→ **AIM OF THE TASK**:
Repeat the data below exactly, dropping any pictures it holds.

(Records that describe figures)
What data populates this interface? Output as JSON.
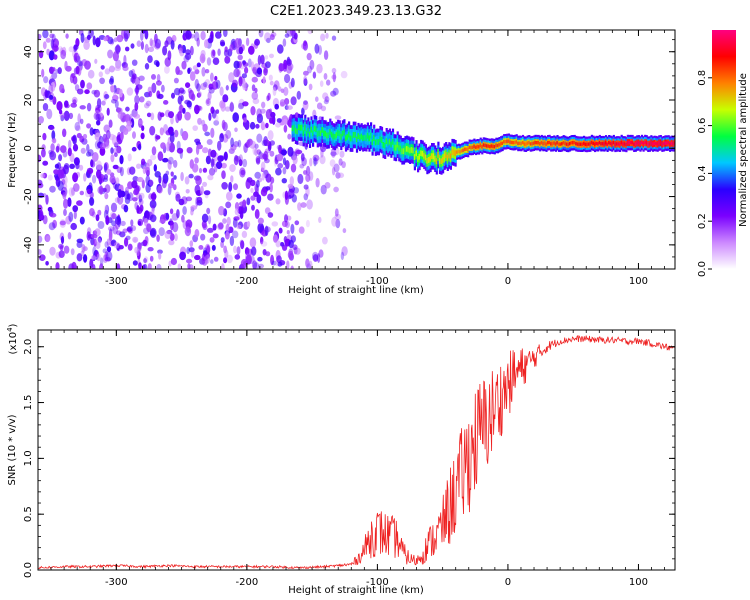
{
  "figure": {
    "title": "C2E1.2023.349.23.13.G32"
  },
  "chart_data": [
    {
      "type": "heatmap",
      "xlabel": "Height of straight line (km)",
      "ylabel": "Frequency (Hz)",
      "xlim": [
        -360,
        128
      ],
      "ylim": [
        -50,
        49
      ],
      "xticks": [
        -300,
        -200,
        -100,
        0,
        100
      ],
      "xtick_labels": [
        "-300",
        "-200",
        "-100",
        "0",
        "100"
      ],
      "yticks": [
        -40,
        -20,
        0,
        20,
        40
      ],
      "ytick_labels": [
        "-40",
        "-20",
        "0",
        "20",
        "40"
      ],
      "grid": false,
      "colorbar": {
        "label": "Normalized spectral amplitude",
        "range": [
          0.0,
          1.0
        ],
        "ticks": [
          0.0,
          0.2,
          0.4,
          0.6,
          0.8
        ],
        "tick_labels": [
          "0.0",
          "0.2",
          "0.4",
          "0.6",
          "0.8"
        ],
        "colormap": [
          "#ffffff",
          "#cc88ff",
          "#7a00ff",
          "#2a00ff",
          "#00c8ff",
          "#00ff40",
          "#c8ff00",
          "#ff8000",
          "#ff0000",
          "#ff0080"
        ]
      },
      "noise_region_x": [
        -360,
        -125
      ],
      "signal_track": {
        "x": [
          -165,
          -150,
          -135,
          -120,
          -105,
          -90,
          -80,
          -70,
          -60,
          -50,
          -40,
          -30,
          -20,
          -10,
          0,
          10,
          20,
          40,
          60,
          80,
          100,
          128
        ],
        "y": [
          8,
          7,
          6,
          5,
          4,
          2,
          0,
          -3,
          -4,
          -4,
          -2,
          0,
          1,
          1,
          3,
          2,
          2,
          2,
          2,
          2,
          2,
          2
        ],
        "amplitude": [
          0.45,
          0.45,
          0.45,
          0.45,
          0.45,
          0.45,
          0.5,
          0.55,
          0.6,
          0.6,
          0.65,
          0.7,
          0.75,
          0.75,
          0.7,
          0.7,
          0.72,
          0.75,
          0.78,
          0.82,
          0.85,
          0.85
        ]
      }
    },
    {
      "type": "line",
      "xlabel": "Height of straight line (km)",
      "ylabel": "SNR (10 * v/v)",
      "y_multiplier": "(x10",
      "y_multiplier_exp": "4",
      "y_multiplier_close": ")",
      "xlim": [
        -360,
        128
      ],
      "ylim": [
        0.0,
        2.15
      ],
      "xticks": [
        -300,
        -200,
        -100,
        0,
        100
      ],
      "xtick_labels": [
        "-300",
        "-200",
        "-100",
        "0",
        "100"
      ],
      "yticks": [
        0.0,
        0.5,
        1.0,
        1.5,
        2.0
      ],
      "ytick_labels": [
        "0.0",
        "0.5",
        "1.0",
        "1.5",
        "2.0"
      ],
      "grid": false,
      "series": [
        {
          "color": "#ee2222",
          "x": [
            -360,
            -340,
            -320,
            -300,
            -280,
            -260,
            -240,
            -220,
            -200,
            -180,
            -160,
            -140,
            -130,
            -120,
            -115,
            -110,
            -105,
            -100,
            -95,
            -90,
            -85,
            -80,
            -75,
            -70,
            -65,
            -60,
            -55,
            -50,
            -45,
            -40,
            -35,
            -30,
            -25,
            -20,
            -15,
            -10,
            -5,
            0,
            5,
            10,
            15,
            20,
            25,
            30,
            40,
            50,
            60,
            70,
            80,
            90,
            100,
            110,
            120,
            128
          ],
          "y": [
            0.02,
            0.03,
            0.03,
            0.04,
            0.03,
            0.04,
            0.03,
            0.03,
            0.03,
            0.03,
            0.02,
            0.03,
            0.04,
            0.05,
            0.1,
            0.18,
            0.3,
            0.35,
            0.32,
            0.3,
            0.28,
            0.15,
            0.1,
            0.08,
            0.15,
            0.25,
            0.3,
            0.4,
            0.55,
            0.7,
            0.85,
            1.0,
            1.15,
            1.25,
            1.35,
            1.45,
            1.55,
            1.65,
            1.75,
            1.8,
            1.85,
            1.9,
            1.95,
            2.0,
            2.05,
            2.07,
            2.07,
            2.06,
            2.06,
            2.05,
            2.05,
            2.03,
            2.0,
            1.98
          ],
          "noise_amplitude": [
            0.01,
            0.01,
            0.01,
            0.01,
            0.01,
            0.01,
            0.01,
            0.01,
            0.01,
            0.01,
            0.01,
            0.01,
            0.01,
            0.02,
            0.05,
            0.1,
            0.2,
            0.22,
            0.22,
            0.2,
            0.18,
            0.1,
            0.06,
            0.05,
            0.1,
            0.15,
            0.2,
            0.25,
            0.35,
            0.4,
            0.45,
            0.5,
            0.5,
            0.5,
            0.45,
            0.4,
            0.35,
            0.3,
            0.25,
            0.2,
            0.15,
            0.1,
            0.08,
            0.05,
            0.03,
            0.03,
            0.03,
            0.03,
            0.03,
            0.03,
            0.03,
            0.03,
            0.03,
            0.03
          ]
        }
      ]
    }
  ]
}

→ **ANSWER BELOW**:
What data populates this interface? Output as JSON.
{
  "figure": {
    "title": "C2E1.2023.349.23.13.G32"
  },
  "chart_data": [
    {
      "type": "heatmap",
      "xlabel": "Height of straight line (km)",
      "ylabel": "Frequency (Hz)",
      "xlim": [
        -360,
        128
      ],
      "ylim": [
        -50,
        49
      ],
      "xticks": [
        -300,
        -200,
        -100,
        0,
        100
      ],
      "xtick_labels": [
        "-300",
        "-200",
        "-100",
        "0",
        "100"
      ],
      "yticks": [
        -40,
        -20,
        0,
        20,
        40
      ],
      "ytick_labels": [
        "-40",
        "-20",
        "0",
        "20",
        "40"
      ],
      "grid": false,
      "colorbar": {
        "label": "Normalized spectral amplitude",
        "range": [
          0.0,
          1.0
        ],
        "ticks": [
          0.0,
          0.2,
          0.4,
          0.6,
          0.8
        ],
        "tick_labels": [
          "0.0",
          "0.2",
          "0.4",
          "0.6",
          "0.8"
        ],
        "colormap": [
          "#ffffff",
          "#cc88ff",
          "#7a00ff",
          "#2a00ff",
          "#00c8ff",
          "#00ff40",
          "#c8ff00",
          "#ff8000",
          "#ff0000",
          "#ff0080"
        ]
      },
      "noise_region_x": [
        -360,
        -125
      ],
      "signal_track": {
        "x": [
          -165,
          -150,
          -135,
          -120,
          -105,
          -90,
          -80,
          -70,
          -60,
          -50,
          -40,
          -30,
          -20,
          -10,
          0,
          10,
          20,
          40,
          60,
          80,
          100,
          128
        ],
        "y": [
          8,
          7,
          6,
          5,
          4,
          2,
          0,
          -3,
          -4,
          -4,
          -2,
          0,
          1,
          1,
          3,
          2,
          2,
          2,
          2,
          2,
          2,
          2
        ],
        "amplitude": [
          0.45,
          0.45,
          0.45,
          0.45,
          0.45,
          0.45,
          0.5,
          0.55,
          0.6,
          0.6,
          0.65,
          0.7,
          0.75,
          0.75,
          0.7,
          0.7,
          0.72,
          0.75,
          0.78,
          0.82,
          0.85,
          0.85
        ]
      }
    },
    {
      "type": "line",
      "xlabel": "Height of straight line (km)",
      "ylabel": "SNR (10 * v/v)",
      "y_multiplier": "(x10",
      "y_multiplier_exp": "4",
      "y_multiplier_close": ")",
      "xlim": [
        -360,
        128
      ],
      "ylim": [
        0.0,
        2.15
      ],
      "xticks": [
        -300,
        -200,
        -100,
        0,
        100
      ],
      "xtick_labels": [
        "-300",
        "-200",
        "-100",
        "0",
        "100"
      ],
      "yticks": [
        0.0,
        0.5,
        1.0,
        1.5,
        2.0
      ],
      "ytick_labels": [
        "0.0",
        "0.5",
        "1.0",
        "1.5",
        "2.0"
      ],
      "grid": false,
      "series": [
        {
          "color": "#ee2222",
          "x": [
            -360,
            -340,
            -320,
            -300,
            -280,
            -260,
            -240,
            -220,
            -200,
            -180,
            -160,
            -140,
            -130,
            -120,
            -115,
            -110,
            -105,
            -100,
            -95,
            -90,
            -85,
            -80,
            -75,
            -70,
            -65,
            -60,
            -55,
            -50,
            -45,
            -40,
            -35,
            -30,
            -25,
            -20,
            -15,
            -10,
            -5,
            0,
            5,
            10,
            15,
            20,
            25,
            30,
            40,
            50,
            60,
            70,
            80,
            90,
            100,
            110,
            120,
            128
          ],
          "y": [
            0.02,
            0.03,
            0.03,
            0.04,
            0.03,
            0.04,
            0.03,
            0.03,
            0.03,
            0.03,
            0.02,
            0.03,
            0.04,
            0.05,
            0.1,
            0.18,
            0.3,
            0.35,
            0.32,
            0.3,
            0.28,
            0.15,
            0.1,
            0.08,
            0.15,
            0.25,
            0.3,
            0.4,
            0.55,
            0.7,
            0.85,
            1.0,
            1.15,
            1.25,
            1.35,
            1.45,
            1.55,
            1.65,
            1.75,
            1.8,
            1.85,
            1.9,
            1.95,
            2.0,
            2.05,
            2.07,
            2.07,
            2.06,
            2.06,
            2.05,
            2.05,
            2.03,
            2.0,
            1.98
          ],
          "noise_amplitude": [
            0.01,
            0.01,
            0.01,
            0.01,
            0.01,
            0.01,
            0.01,
            0.01,
            0.01,
            0.01,
            0.01,
            0.01,
            0.01,
            0.02,
            0.05,
            0.1,
            0.2,
            0.22,
            0.22,
            0.2,
            0.18,
            0.1,
            0.06,
            0.05,
            0.1,
            0.15,
            0.2,
            0.25,
            0.35,
            0.4,
            0.45,
            0.5,
            0.5,
            0.5,
            0.45,
            0.4,
            0.35,
            0.3,
            0.25,
            0.2,
            0.15,
            0.1,
            0.08,
            0.05,
            0.03,
            0.03,
            0.03,
            0.03,
            0.03,
            0.03,
            0.03,
            0.03,
            0.03,
            0.03
          ]
        }
      ]
    }
  ]
}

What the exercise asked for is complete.